EXERCISE DATA

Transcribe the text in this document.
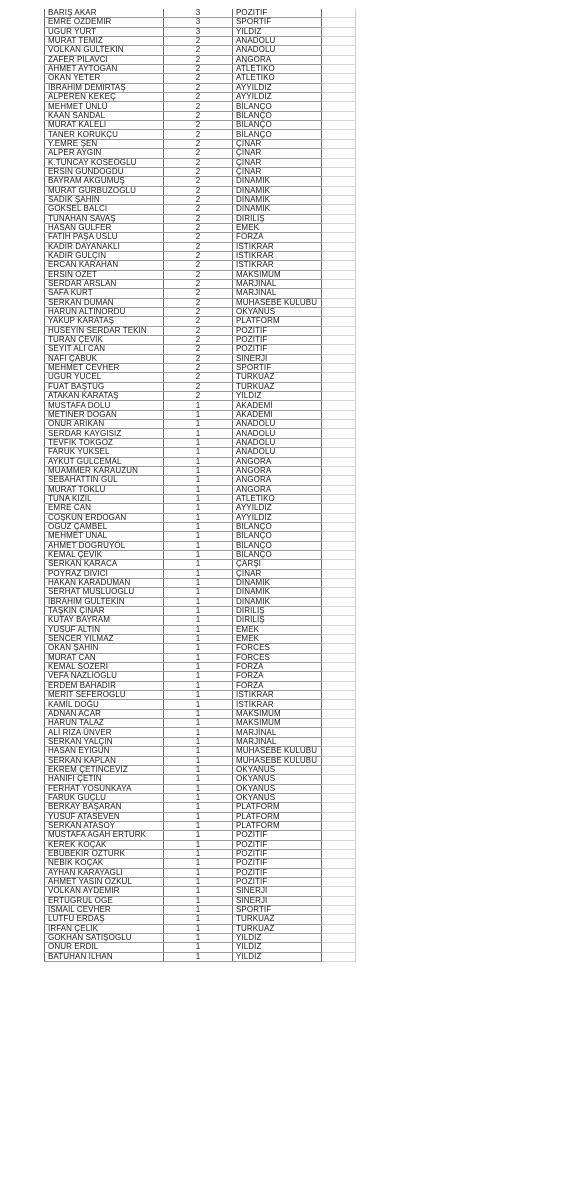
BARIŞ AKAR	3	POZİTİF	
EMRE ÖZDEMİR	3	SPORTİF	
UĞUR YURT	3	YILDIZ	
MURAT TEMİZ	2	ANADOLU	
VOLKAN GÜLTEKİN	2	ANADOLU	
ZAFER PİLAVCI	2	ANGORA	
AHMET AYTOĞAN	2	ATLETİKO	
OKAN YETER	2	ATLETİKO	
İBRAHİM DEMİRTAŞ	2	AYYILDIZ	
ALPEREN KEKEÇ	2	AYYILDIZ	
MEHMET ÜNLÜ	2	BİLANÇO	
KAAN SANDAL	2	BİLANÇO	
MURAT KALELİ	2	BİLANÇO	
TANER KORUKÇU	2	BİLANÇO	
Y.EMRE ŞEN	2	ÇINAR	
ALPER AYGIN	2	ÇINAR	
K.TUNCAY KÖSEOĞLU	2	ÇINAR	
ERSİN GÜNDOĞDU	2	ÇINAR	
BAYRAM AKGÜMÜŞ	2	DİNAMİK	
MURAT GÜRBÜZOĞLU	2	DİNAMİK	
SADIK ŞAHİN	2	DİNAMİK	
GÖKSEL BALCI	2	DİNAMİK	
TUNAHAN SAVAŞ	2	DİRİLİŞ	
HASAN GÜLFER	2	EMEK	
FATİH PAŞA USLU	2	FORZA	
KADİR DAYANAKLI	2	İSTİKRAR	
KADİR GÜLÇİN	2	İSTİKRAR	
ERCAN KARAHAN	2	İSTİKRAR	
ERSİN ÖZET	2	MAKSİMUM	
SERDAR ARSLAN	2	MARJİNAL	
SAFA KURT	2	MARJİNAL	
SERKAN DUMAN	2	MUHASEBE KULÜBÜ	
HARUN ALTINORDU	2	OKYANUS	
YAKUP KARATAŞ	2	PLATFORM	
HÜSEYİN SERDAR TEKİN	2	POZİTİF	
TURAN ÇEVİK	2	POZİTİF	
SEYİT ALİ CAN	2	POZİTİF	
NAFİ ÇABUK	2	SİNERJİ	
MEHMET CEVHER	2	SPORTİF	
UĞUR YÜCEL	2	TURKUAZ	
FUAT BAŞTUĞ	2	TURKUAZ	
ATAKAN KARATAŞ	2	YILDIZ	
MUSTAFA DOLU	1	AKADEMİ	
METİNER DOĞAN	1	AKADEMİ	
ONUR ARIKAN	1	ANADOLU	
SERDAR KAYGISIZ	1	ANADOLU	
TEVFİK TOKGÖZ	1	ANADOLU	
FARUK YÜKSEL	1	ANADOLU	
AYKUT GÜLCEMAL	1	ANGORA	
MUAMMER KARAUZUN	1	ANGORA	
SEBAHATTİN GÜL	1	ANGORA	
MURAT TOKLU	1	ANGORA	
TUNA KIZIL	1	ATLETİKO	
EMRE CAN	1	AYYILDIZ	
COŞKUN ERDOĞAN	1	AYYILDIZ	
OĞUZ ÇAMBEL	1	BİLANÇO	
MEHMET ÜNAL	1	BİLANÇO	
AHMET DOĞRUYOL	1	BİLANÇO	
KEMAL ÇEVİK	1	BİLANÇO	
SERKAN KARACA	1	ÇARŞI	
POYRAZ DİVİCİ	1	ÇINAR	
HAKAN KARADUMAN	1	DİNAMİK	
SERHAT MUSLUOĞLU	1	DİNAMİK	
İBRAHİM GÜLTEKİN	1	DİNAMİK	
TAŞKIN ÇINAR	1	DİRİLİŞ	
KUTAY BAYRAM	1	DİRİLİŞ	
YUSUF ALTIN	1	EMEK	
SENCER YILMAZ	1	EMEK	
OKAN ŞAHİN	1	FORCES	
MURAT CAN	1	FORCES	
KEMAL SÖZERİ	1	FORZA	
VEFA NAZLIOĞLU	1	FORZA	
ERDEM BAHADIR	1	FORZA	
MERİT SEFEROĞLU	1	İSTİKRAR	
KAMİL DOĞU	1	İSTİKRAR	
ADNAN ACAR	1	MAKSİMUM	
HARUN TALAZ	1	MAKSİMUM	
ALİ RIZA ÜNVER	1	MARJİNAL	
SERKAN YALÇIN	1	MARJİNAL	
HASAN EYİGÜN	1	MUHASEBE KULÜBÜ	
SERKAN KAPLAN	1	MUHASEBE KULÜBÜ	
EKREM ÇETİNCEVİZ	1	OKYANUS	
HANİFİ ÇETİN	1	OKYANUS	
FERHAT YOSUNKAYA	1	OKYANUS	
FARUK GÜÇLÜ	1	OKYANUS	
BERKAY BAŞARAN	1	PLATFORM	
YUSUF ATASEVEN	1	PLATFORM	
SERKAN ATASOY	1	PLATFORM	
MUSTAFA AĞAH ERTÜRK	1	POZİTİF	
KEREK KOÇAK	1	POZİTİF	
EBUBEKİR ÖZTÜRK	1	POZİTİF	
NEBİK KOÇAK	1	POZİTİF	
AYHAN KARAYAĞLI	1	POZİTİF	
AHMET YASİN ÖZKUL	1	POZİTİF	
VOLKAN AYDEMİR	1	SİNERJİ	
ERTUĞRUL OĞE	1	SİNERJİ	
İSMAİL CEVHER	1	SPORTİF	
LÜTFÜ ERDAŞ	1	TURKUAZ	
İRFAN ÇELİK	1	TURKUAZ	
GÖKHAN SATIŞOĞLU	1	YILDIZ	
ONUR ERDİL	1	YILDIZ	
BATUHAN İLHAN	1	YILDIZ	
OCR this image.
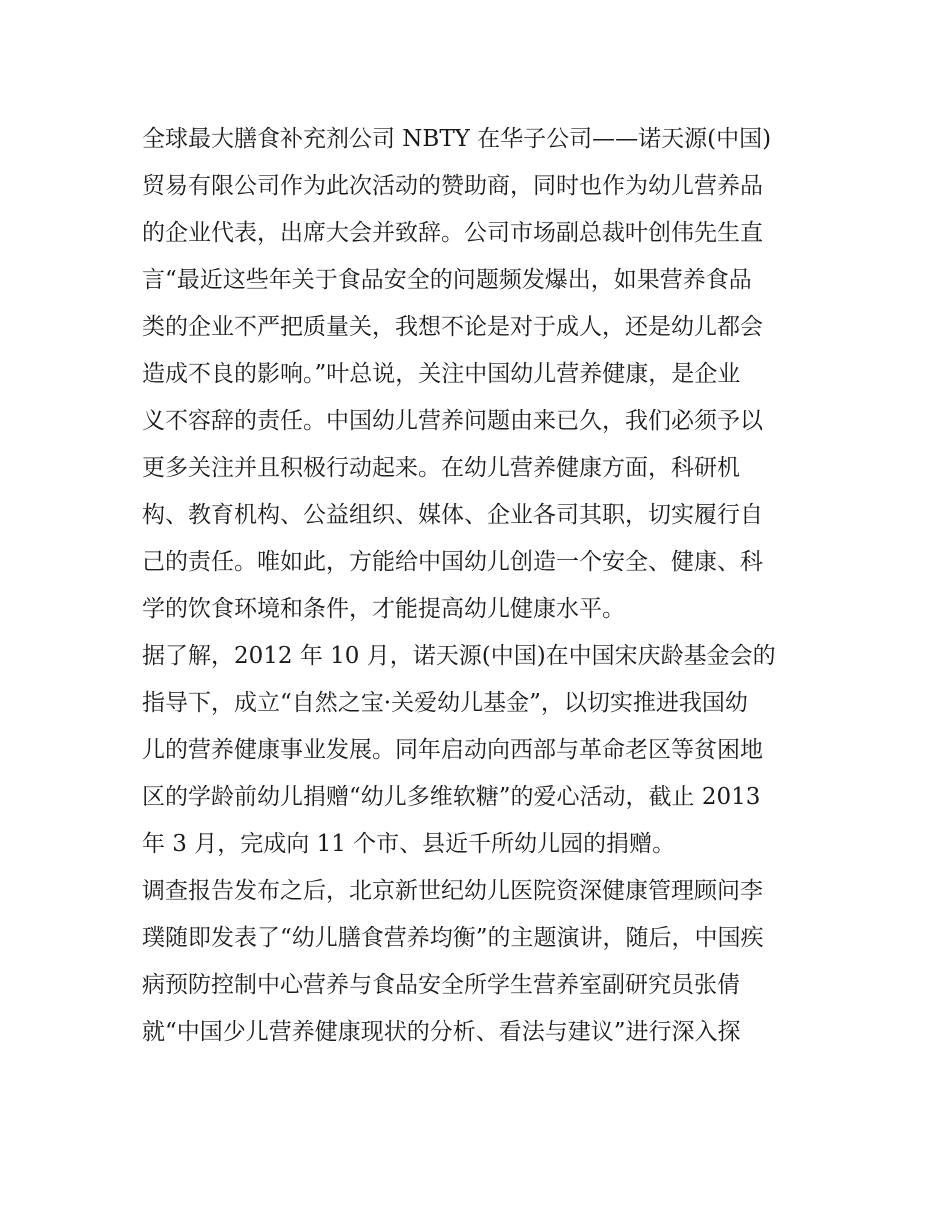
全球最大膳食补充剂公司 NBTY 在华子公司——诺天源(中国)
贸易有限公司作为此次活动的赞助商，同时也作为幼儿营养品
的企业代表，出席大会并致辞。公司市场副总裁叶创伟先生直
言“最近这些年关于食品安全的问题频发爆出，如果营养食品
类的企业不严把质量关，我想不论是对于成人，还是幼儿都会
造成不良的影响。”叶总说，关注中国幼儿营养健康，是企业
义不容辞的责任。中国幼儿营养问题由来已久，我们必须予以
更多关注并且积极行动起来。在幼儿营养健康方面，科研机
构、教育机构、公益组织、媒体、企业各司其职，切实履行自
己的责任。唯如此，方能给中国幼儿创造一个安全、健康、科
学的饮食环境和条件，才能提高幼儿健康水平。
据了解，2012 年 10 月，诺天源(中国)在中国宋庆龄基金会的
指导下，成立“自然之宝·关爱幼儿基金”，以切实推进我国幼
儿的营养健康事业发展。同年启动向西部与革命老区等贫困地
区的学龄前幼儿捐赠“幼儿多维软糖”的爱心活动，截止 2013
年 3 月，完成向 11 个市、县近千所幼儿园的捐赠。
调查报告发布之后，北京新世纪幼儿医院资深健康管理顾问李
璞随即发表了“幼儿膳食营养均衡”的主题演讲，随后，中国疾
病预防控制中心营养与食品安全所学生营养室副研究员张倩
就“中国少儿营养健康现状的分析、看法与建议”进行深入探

PROBLEM TO SOLVE
Leave out all pictures and retype precisely the lines that run from the line containing "OCR this image." to the last line of the records.

OUTPUT
OCR this image.
全球最大膳食补充剂公司 NBTY 在华子公司——诺天源(中国)
贸易有限公司作为此次活动的赞助商，同时也作为幼儿营养品
的企业代表，出席大会并致辞。公司市场副总裁叶创伟先生直
言“最近这些年关于食品安全的问题频发爆出，如果营养食品
类的企业不严把质量关，我想不论是对于成人，还是幼儿都会
造成不良的影响。”叶总说，关注中国幼儿营养健康，是企业
义不容辞的责任。中国幼儿营养问题由来已久，我们必须予以
更多关注并且积极行动起来。在幼儿营养健康方面，科研机
构、教育机构、公益组织、媒体、企业各司其职，切实履行自
己的责任。唯如此，方能给中国幼儿创造一个安全、健康、科
学的饮食环境和条件，才能提高幼儿健康水平。
据了解，2012 年 10 月，诺天源(中国)在中国宋庆龄基金会的
指导下，成立“自然之宝·关爱幼儿基金”，以切实推进我国幼
儿的营养健康事业发展。同年启动向西部与革命老区等贫困地
区的学龄前幼儿捐赠“幼儿多维软糖”的爱心活动，截止 2013
年 3 月，完成向 11 个市、县近千所幼儿园的捐赠。
调查报告发布之后，北京新世纪幼儿医院资深健康管理顾问李
璞随即发表了“幼儿膳食营养均衡”的主题演讲，随后，中国疾
病预防控制中心营养与食品安全所学生营养室副研究员张倩
就“中国少儿营养健康现状的分析、看法与建议”进行深入探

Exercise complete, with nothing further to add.